▸ Information given
● ● ●

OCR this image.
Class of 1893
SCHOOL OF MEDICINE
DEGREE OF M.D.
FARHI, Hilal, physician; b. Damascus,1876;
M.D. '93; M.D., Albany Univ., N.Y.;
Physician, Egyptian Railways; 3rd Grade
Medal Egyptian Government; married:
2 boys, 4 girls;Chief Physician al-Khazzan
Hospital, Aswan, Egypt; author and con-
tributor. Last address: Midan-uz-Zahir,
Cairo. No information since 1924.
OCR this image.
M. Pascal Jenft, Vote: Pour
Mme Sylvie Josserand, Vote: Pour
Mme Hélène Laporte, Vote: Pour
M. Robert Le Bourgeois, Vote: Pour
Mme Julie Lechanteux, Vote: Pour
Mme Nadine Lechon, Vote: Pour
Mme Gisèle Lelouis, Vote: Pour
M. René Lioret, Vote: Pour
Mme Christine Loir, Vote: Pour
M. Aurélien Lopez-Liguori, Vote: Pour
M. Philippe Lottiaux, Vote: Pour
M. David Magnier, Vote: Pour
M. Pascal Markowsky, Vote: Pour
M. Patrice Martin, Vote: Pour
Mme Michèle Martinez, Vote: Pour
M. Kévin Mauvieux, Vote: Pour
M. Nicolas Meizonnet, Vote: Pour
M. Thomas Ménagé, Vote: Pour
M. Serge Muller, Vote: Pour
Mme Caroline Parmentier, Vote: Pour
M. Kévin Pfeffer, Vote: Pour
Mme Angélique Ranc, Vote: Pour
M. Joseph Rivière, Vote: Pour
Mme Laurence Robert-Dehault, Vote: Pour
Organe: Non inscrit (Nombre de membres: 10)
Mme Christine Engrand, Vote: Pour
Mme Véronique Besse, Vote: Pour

● ● ●

▸ Exercise task
Search the listing above for the string "Pascal". Copy every line that contains it.

▸ Task response
M. Pascal Jenft, Vote: Pour
M. Pascal Markowsky, Vote: Pour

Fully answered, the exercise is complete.